Task objective
Below are the records; copy each line in them that holds the word "erhvervsskolen".

[Figure record extracts]

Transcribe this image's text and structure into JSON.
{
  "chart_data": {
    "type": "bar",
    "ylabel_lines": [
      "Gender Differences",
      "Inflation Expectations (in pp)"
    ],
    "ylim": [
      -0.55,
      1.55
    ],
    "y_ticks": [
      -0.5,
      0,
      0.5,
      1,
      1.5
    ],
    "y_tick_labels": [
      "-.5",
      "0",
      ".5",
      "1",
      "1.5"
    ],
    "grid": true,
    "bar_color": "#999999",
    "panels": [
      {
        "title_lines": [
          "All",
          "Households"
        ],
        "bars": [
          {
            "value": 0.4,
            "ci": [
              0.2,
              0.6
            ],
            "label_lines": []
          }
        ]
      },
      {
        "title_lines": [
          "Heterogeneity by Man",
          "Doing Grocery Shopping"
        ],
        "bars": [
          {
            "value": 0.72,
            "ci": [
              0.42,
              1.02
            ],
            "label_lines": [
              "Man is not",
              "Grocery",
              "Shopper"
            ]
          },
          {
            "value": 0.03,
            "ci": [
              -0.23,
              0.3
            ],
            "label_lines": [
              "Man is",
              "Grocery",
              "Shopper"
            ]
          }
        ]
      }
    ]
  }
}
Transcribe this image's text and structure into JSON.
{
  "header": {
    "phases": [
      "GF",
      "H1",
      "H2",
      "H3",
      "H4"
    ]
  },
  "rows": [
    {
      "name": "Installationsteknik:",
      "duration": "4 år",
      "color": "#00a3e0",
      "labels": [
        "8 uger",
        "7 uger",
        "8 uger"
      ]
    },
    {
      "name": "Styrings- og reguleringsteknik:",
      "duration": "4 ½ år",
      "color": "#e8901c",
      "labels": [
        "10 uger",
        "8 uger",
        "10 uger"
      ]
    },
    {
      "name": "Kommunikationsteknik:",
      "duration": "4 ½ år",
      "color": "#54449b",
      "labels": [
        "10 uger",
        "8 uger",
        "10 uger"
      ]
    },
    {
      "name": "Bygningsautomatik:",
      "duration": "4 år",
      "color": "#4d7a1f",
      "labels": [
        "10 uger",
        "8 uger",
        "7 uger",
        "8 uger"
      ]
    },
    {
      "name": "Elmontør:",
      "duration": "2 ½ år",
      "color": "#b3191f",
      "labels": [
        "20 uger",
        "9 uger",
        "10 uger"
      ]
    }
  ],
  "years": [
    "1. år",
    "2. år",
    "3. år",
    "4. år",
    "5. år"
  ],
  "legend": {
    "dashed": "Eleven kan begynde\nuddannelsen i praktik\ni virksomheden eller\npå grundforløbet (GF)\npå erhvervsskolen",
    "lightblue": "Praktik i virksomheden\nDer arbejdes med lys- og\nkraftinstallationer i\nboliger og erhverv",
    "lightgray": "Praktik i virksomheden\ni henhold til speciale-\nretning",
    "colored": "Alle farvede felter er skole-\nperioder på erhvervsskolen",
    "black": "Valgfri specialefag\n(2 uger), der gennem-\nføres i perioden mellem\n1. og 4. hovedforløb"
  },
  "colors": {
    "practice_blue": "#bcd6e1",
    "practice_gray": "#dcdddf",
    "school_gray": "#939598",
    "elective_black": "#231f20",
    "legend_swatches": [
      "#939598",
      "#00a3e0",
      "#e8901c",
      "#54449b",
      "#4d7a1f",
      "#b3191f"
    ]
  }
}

Expected answer
    "dashed": "Eleven kan begynde\nuddannelsen i praktik\ni virksomheden eller\npå grundforløbet (GF)\npå erhvervsskolen",
    "colored": "Alle farvede felter er skole-\nperioder på erhvervsskolen",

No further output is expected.